(Data entries)
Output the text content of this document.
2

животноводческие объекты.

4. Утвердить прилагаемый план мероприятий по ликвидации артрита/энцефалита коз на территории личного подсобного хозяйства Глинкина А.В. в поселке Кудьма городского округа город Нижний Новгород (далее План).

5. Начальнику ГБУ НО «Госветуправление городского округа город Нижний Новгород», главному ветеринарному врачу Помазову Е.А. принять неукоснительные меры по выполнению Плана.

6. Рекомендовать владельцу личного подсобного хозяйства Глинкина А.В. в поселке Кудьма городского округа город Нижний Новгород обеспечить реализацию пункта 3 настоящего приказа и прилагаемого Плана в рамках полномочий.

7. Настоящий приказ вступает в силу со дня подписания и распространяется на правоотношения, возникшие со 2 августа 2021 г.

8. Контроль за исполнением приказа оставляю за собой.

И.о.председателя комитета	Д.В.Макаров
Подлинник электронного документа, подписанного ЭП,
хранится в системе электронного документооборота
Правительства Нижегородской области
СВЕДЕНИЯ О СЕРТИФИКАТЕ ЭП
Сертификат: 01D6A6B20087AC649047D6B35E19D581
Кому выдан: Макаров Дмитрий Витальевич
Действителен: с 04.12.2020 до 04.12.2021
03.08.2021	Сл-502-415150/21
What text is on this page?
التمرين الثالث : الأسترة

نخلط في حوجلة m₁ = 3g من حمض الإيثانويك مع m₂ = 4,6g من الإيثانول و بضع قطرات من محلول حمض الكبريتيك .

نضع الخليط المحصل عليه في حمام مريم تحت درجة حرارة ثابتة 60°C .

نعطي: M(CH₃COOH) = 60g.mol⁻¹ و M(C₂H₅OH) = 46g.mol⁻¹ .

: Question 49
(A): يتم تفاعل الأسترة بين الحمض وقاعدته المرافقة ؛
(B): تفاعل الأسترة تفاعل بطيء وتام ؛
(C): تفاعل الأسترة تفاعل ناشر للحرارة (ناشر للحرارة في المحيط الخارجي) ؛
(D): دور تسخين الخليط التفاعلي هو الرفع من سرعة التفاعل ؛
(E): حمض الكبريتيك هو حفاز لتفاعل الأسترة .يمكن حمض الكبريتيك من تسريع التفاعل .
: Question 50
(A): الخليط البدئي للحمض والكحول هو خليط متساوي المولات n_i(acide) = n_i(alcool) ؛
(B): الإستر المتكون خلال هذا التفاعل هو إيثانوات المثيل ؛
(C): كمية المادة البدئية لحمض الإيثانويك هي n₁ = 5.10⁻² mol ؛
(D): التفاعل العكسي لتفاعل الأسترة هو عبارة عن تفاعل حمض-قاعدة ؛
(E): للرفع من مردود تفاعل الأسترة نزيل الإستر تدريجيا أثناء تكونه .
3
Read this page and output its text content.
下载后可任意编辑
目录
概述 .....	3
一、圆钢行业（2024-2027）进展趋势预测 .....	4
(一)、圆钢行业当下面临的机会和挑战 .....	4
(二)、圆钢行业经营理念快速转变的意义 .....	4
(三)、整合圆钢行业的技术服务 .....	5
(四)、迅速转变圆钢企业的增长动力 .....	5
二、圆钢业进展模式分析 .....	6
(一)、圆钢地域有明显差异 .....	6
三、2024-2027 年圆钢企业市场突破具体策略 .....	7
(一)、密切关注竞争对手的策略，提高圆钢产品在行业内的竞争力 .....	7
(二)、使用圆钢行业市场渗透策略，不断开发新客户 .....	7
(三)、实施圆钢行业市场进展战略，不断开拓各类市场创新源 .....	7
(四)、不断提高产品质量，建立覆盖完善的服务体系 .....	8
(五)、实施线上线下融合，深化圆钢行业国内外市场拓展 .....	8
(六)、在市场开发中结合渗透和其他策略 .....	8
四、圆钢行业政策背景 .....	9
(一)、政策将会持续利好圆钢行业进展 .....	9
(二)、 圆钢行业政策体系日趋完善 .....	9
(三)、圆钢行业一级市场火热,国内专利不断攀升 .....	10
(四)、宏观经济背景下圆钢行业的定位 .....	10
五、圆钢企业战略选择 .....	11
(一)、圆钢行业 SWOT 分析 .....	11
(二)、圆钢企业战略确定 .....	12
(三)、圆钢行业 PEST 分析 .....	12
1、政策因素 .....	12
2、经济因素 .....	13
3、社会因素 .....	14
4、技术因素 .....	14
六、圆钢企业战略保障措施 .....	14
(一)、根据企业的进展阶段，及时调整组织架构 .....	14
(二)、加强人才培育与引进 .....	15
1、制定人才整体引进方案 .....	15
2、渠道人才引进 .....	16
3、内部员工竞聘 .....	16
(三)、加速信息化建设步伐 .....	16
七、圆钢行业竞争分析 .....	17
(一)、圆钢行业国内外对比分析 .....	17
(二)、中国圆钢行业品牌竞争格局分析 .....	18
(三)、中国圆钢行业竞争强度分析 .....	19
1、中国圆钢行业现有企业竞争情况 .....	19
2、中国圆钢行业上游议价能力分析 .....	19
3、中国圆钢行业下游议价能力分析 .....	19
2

# REQUIREMENT:
Extract all the material, leaving every line as it is.

# PROBLEM SOLUTION:
Output the text content of this document.
2

животноводческие объекты.

4. Утвердить прилагаемый план мероприятий по ликвидации артрита/энцефалита коз на территории личного подсобного хозяйства Глинкина А.В. в поселке Кудьма городского округа город Нижний Новгород (далее План).

5. Начальнику ГБУ НО «Госветуправление городского округа город Нижний Новгород», главному ветеринарному врачу Помазову Е.А. принять неукоснительные меры по выполнению Плана.

6. Рекомендовать владельцу личного подсобного хозяйства Глинкина А.В. в поселке Кудьма городского округа город Нижний Новгород обеспечить реализацию пункта 3 настоящего приказа и прилагаемого Плана в рамках полномочий.

7. Настоящий приказ вступает в силу со дня подписания и распространяется на правоотношения, возникшие со 2 августа 2021 г.

8. Контроль за исполнением приказа оставляю за собой.

И.о.председателя комитета	Д.В.Макаров
Подлинник электронного документа, подписанного ЭП,
хранится в системе электронного документооборота
Правительства Нижегородской области
СВЕДЕНИЯ О СЕРТИФИКАТЕ ЭП
Сертификат: 01D6A6B20087AC649047D6B35E19D581
Кому выдан: Макаров Дмитрий Витальевич
Действителен: с 04.12.2020 до 04.12.2021
03.08.2021	Сл-502-415150/21
What text is on this page?
التمرين الثالث : الأسترة

نخلط في حوجلة m₁ = 3g من حمض الإيثانويك مع m₂ = 4,6g من الإيثانول و بضع قطرات من محلول حمض الكبريتيك .

نضع الخليط المحصل عليه في حمام مريم تحت درجة حرارة ثابتة 60°C .

نعطي: M(CH₃COOH) = 60g.mol⁻¹ و M(C₂H₅OH) = 46g.mol⁻¹ .

: Question 49
(A): يتم تفاعل الأسترة بين الحمض وقاعدته المرافقة ؛
(B): تفاعل الأسترة تفاعل بطيء وتام ؛
(C): تفاعل الأسترة تفاعل ناشر للحرارة (ناشر للحرارة في المحيط الخارجي) ؛
(D): دور تسخين الخليط التفاعلي هو الرفع من سرعة التفاعل ؛
(E): حمض الكبريتيك هو حفاز لتفاعل الأسترة .يمكن حمض الكبريتيك من تسريع التفاعل .
: Question 50
(A): الخليط البدئي للحمض والكحول هو خليط متساوي المولات n_i(acide) = n_i(alcool) ؛
(B): الإستر المتكون خلال هذا التفاعل هو إيثانوات المثيل ؛
(C): كمية المادة البدئية لحمض الإيثانويك هي n₁ = 5.10⁻² mol ؛
(D): التفاعل العكسي لتفاعل الأسترة هو عبارة عن تفاعل حمض-قاعدة ؛
(E): للرفع من مردود تفاعل الأسترة نزيل الإستر تدريجيا أثناء تكونه .
3
Read this page and output its text content.
下载后可任意编辑
目录
概述 .....	3
一、圆钢行业（2024-2027）进展趋势预测 .....	4
(一)、圆钢行业当下面临的机会和挑战 .....	4
(二)、圆钢行业经营理念快速转变的意义 .....	4
(三)、整合圆钢行业的技术服务 .....	5
(四)、迅速转变圆钢企业的增长动力 .....	5
二、圆钢业进展模式分析 .....	6
(一)、圆钢地域有明显差异 .....	6
三、2024-2027 年圆钢企业市场突破具体策略 .....	7
(一)、密切关注竞争对手的策略，提高圆钢产品在行业内的竞争力 .....	7
(二)、使用圆钢行业市场渗透策略，不断开发新客户 .....	7
(三)、实施圆钢行业市场进展战略，不断开拓各类市场创新源 .....	7
(四)、不断提高产品质量，建立覆盖完善的服务体系 .....	8
(五)、实施线上线下融合，深化圆钢行业国内外市场拓展 .....	8
(六)、在市场开发中结合渗透和其他策略 .....	8
四、圆钢行业政策背景 .....	9
(一)、政策将会持续利好圆钢行业进展 .....	9
(二)、 圆钢行业政策体系日趋完善 .....	9
(三)、圆钢行业一级市场火热,国内专利不断攀升 .....	10
(四)、宏观经济背景下圆钢行业的定位 .....	10
五、圆钢企业战略选择 .....	11
(一)、圆钢行业 SWOT 分析 .....	11
(二)、圆钢企业战略确定 .....	12
(三)、圆钢行业 PEST 分析 .....	12
1、政策因素 .....	12
2、经济因素 .....	13
3、社会因素 .....	14
4、技术因素 .....	14
六、圆钢企业战略保障措施 .....	14
(一)、根据企业的进展阶段，及时调整组织架构 .....	14
(二)、加强人才培育与引进 .....	15
1、制定人才整体引进方案 .....	15
2、渠道人才引进 .....	16
3、内部员工竞聘 .....	16
(三)、加速信息化建设步伐 .....	16
七、圆钢行业竞争分析 .....	17
(一)、圆钢行业国内外对比分析 .....	17
(二)、中国圆钢行业品牌竞争格局分析 .....	18
(三)、中国圆钢行业竞争强度分析 .....	19
1、中国圆钢行业现有企业竞争情况 .....	19
2、中国圆钢行业上游议价能力分析 .....	19
3、中国圆钢行业下游议价能力分析 .....	19
2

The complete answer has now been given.